## Aim of the exercise
Below you will find a set of lines. Repeat them all exactly.
┌─ Provided records
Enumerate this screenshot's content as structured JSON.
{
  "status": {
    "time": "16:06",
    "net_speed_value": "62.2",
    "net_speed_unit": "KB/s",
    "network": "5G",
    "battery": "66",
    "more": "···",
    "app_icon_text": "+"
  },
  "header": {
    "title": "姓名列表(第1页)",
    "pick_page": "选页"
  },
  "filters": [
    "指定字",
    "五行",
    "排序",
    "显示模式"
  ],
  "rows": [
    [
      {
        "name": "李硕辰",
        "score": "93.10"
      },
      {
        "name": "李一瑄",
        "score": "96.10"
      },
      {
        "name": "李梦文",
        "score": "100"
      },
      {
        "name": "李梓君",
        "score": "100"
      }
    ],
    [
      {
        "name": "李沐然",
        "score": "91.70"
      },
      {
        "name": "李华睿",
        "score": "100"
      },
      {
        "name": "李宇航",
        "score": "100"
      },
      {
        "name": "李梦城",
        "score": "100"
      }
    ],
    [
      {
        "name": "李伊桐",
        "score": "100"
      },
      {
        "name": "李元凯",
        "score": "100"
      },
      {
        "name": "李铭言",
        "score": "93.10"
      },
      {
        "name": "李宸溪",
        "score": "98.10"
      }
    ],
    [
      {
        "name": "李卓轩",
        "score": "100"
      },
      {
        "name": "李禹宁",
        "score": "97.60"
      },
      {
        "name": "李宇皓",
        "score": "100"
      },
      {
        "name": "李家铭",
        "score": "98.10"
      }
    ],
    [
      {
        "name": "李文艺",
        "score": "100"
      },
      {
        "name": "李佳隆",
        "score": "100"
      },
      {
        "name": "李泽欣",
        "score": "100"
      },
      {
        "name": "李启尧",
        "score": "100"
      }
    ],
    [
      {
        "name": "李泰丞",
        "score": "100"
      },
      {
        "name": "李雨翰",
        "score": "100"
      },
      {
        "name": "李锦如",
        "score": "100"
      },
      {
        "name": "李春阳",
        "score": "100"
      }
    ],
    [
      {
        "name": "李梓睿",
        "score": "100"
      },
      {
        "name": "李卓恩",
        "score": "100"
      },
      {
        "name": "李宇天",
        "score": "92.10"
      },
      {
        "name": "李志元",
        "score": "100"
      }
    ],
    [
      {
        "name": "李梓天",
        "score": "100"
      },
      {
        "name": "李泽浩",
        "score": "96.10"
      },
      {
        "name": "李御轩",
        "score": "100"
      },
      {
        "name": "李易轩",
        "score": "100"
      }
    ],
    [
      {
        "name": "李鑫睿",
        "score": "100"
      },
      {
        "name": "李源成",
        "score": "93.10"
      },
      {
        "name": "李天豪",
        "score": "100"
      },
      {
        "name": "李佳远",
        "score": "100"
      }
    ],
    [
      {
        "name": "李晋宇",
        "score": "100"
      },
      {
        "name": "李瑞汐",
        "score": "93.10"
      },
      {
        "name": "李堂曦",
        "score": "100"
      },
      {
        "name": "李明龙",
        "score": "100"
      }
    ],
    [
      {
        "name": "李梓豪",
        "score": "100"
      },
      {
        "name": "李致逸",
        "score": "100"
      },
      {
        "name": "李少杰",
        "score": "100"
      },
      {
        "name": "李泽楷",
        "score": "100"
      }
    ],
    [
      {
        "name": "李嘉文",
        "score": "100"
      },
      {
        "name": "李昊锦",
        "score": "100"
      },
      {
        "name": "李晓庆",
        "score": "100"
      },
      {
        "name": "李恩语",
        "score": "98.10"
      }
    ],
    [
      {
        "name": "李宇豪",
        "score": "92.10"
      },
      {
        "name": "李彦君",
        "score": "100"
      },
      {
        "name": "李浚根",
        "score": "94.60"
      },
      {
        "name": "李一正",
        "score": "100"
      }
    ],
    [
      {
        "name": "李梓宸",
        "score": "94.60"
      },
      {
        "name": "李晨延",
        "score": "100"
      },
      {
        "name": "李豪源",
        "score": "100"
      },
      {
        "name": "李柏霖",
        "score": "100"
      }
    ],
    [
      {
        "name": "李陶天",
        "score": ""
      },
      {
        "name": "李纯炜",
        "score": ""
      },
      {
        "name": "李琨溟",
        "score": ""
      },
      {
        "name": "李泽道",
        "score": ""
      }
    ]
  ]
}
└─
## Written reply
Enumerate this screenshot's content as structured JSON.
{
  "status": {
    "time": "16:06",
    "net_speed_value": "62.2",
    "net_speed_unit": "KB/s",
    "network": "5G",
    "battery": "66",
    "more": "···",
    "app_icon_text": "+"
  },
  "header": {
    "title": "姓名列表(第1页)",
    "pick_page": "选页"
  },
  "filters": [
    "指定字",
    "五行",
    "排序",
    "显示模式"
  ],
  "rows": [
    [
      {
        "name": "李硕辰",
        "score": "93.10"
      },
      {
        "name": "李一瑄",
        "score": "96.10"
      },
      {
        "name": "李梦文",
        "score": "100"
      },
      {
        "name": "李梓君",
        "score": "100"
      }
    ],
    [
      {
        "name": "李沐然",
        "score": "91.70"
      },
      {
        "name": "李华睿",
        "score": "100"
      },
      {
        "name": "李宇航",
        "score": "100"
      },
      {
        "name": "李梦城",
        "score": "100"
      }
    ],
    [
      {
        "name": "李伊桐",
        "score": "100"
      },
      {
        "name": "李元凯",
        "score": "100"
      },
      {
        "name": "李铭言",
        "score": "93.10"
      },
      {
        "name": "李宸溪",
        "score": "98.10"
      }
    ],
    [
      {
        "name": "李卓轩",
        "score": "100"
      },
      {
        "name": "李禹宁",
        "score": "97.60"
      },
      {
        "name": "李宇皓",
        "score": "100"
      },
      {
        "name": "李家铭",
        "score": "98.10"
      }
    ],
    [
      {
        "name": "李文艺",
        "score": "100"
      },
      {
        "name": "李佳隆",
        "score": "100"
      },
      {
        "name": "李泽欣",
        "score": "100"
      },
      {
        "name": "李启尧",
        "score": "100"
      }
    ],
    [
      {
        "name": "李泰丞",
        "score": "100"
      },
      {
        "name": "李雨翰",
        "score": "100"
      },
      {
        "name": "李锦如",
        "score": "100"
      },
      {
        "name": "李春阳",
        "score": "100"
      }
    ],
    [
      {
        "name": "李梓睿",
        "score": "100"
      },
      {
        "name": "李卓恩",
        "score": "100"
      },
      {
        "name": "李宇天",
        "score": "92.10"
      },
      {
        "name": "李志元",
        "score": "100"
      }
    ],
    [
      {
        "name": "李梓天",
        "score": "100"
      },
      {
        "name": "李泽浩",
        "score": "96.10"
      },
      {
        "name": "李御轩",
        "score": "100"
      },
      {
        "name": "李易轩",
        "score": "100"
      }
    ],
    [
      {
        "name": "李鑫睿",
        "score": "100"
      },
      {
        "name": "李源成",
        "score": "93.10"
      },
      {
        "name": "李天豪",
        "score": "100"
      },
      {
        "name": "李佳远",
        "score": "100"
      }
    ],
    [
      {
        "name": "李晋宇",
        "score": "100"
      },
      {
        "name": "李瑞汐",
        "score": "93.10"
      },
      {
        "name": "李堂曦",
        "score": "100"
      },
      {
        "name": "李明龙",
        "score": "100"
      }
    ],
    [
      {
        "name": "李梓豪",
        "score": "100"
      },
      {
        "name": "李致逸",
        "score": "100"
      },
      {
        "name": "李少杰",
        "score": "100"
      },
      {
        "name": "李泽楷",
        "score": "100"
      }
    ],
    [
      {
        "name": "李嘉文",
        "score": "100"
      },
      {
        "name": "李昊锦",
        "score": "100"
      },
      {
        "name": "李晓庆",
        "score": "100"
      },
      {
        "name": "李恩语",
        "score": "98.10"
      }
    ],
    [
      {
        "name": "李宇豪",
        "score": "92.10"
      },
      {
        "name": "李彦君",
        "score": "100"
      },
      {
        "name": "李浚根",
        "score": "94.60"
      },
      {
        "name": "李一正",
        "score": "100"
      }
    ],
    [
      {
        "name": "李梓宸",
        "score": "94.60"
      },
      {
        "name": "李晨延",
        "score": "100"
      },
      {
        "name": "李豪源",
        "score": "100"
      },
      {
        "name": "李柏霖",
        "score": "100"
      }
    ],
    [
      {
        "name": "李陶天",
        "score": ""
      },
      {
        "name": "李纯炜",
        "score": ""
      },
      {
        "name": "李琨溟",
        "score": ""
      },
      {
        "name": "李泽道",
        "score": ""
      }
    ]
  ]
}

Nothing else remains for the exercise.